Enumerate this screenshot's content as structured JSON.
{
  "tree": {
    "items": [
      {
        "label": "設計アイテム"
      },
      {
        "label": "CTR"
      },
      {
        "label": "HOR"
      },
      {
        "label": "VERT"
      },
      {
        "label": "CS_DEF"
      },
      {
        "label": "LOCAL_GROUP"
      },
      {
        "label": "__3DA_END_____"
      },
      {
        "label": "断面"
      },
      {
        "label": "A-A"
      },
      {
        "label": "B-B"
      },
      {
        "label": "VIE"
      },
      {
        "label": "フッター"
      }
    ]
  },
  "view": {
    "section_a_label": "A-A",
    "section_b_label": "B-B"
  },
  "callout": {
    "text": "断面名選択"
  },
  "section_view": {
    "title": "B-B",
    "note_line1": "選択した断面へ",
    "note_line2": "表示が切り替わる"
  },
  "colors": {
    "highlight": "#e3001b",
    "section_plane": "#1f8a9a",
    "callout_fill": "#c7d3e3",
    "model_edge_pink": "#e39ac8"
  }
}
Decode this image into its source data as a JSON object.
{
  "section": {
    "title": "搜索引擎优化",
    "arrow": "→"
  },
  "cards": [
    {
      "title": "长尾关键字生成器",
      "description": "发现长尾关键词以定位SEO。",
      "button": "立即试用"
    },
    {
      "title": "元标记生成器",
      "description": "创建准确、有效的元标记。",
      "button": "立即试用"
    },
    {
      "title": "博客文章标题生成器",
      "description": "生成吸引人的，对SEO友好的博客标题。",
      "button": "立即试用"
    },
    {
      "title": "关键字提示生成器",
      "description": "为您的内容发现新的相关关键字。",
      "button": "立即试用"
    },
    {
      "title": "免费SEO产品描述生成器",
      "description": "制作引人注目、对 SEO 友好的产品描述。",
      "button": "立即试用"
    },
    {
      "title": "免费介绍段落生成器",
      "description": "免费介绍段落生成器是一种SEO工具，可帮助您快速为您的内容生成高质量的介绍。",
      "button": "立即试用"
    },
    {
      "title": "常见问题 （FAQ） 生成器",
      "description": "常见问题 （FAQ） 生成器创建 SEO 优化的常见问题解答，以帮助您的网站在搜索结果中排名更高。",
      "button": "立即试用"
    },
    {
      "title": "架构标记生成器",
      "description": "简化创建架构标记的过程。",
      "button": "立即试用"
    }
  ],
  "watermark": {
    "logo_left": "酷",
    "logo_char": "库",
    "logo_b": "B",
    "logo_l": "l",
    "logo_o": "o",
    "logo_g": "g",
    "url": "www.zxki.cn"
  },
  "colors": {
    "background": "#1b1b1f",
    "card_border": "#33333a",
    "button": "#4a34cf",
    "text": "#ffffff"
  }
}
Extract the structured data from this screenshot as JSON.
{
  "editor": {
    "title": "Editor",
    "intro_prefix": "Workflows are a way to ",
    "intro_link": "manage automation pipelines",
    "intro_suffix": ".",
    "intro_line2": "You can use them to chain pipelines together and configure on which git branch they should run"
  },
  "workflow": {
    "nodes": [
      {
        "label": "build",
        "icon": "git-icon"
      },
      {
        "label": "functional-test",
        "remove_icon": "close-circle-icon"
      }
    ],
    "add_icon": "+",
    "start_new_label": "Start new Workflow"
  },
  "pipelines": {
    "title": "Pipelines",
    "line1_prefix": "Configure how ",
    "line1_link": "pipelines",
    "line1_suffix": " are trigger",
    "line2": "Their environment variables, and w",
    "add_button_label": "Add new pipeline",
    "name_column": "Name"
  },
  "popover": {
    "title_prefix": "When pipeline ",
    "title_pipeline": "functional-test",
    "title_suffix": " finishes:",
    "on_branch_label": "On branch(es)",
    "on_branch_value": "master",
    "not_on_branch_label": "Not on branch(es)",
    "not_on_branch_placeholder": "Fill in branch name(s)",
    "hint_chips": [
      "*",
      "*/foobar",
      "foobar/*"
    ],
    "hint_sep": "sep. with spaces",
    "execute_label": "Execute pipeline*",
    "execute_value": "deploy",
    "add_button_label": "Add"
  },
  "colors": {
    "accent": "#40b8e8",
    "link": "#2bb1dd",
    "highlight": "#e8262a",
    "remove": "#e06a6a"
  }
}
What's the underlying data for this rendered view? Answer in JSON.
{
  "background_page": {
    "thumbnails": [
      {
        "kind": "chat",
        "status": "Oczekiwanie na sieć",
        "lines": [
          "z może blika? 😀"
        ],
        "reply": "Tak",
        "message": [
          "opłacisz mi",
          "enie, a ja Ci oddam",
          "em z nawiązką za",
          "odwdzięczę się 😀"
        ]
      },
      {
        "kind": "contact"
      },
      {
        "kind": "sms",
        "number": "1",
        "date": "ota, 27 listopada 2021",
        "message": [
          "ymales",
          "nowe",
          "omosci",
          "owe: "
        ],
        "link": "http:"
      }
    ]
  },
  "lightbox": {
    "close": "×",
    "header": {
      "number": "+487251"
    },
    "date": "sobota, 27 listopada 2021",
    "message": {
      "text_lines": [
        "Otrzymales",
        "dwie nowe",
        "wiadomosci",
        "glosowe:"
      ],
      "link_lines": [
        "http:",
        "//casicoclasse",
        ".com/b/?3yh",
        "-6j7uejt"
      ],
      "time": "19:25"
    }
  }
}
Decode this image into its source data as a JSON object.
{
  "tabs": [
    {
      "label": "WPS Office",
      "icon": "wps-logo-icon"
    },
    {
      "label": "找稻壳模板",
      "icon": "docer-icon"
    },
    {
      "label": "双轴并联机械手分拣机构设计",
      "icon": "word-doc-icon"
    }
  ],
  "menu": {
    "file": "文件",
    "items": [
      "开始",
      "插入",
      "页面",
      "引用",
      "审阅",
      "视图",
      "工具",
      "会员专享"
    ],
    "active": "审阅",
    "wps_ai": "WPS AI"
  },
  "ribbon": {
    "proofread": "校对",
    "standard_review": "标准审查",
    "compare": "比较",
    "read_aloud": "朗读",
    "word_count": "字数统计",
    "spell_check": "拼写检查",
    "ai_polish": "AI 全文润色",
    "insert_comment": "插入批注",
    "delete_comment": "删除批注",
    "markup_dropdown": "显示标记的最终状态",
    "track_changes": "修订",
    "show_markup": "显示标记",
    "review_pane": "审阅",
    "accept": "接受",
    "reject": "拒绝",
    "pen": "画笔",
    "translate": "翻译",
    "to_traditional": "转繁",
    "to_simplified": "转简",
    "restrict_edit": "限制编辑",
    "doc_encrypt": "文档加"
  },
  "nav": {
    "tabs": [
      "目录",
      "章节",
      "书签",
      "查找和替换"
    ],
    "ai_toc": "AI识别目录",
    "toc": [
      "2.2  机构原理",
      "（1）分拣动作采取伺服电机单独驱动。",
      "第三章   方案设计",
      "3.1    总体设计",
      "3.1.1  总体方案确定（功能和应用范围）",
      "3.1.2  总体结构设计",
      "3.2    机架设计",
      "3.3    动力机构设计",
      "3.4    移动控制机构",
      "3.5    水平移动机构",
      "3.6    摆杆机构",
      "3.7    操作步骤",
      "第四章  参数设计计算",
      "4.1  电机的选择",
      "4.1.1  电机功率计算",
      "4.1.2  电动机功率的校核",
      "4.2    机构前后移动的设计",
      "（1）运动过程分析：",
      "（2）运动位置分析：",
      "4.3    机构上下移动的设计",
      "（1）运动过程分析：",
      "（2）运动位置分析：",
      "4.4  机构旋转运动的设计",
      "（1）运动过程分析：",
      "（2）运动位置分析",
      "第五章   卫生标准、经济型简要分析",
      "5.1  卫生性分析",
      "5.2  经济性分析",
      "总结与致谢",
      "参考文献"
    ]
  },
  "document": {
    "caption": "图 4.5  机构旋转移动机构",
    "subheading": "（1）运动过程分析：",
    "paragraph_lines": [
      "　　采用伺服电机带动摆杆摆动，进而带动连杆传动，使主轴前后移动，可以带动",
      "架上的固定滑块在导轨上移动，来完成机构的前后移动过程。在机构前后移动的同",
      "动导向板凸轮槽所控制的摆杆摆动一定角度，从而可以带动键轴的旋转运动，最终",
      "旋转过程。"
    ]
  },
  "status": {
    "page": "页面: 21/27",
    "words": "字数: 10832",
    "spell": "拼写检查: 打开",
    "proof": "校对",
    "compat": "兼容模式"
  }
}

==============================

▸ Task goal
Where a line in the material above holds "date", copy that line.

▸ Answer to the exercise
        "date": "ota, 27 listopada 2021",
    "date": "sobota, 27 listopada 2021",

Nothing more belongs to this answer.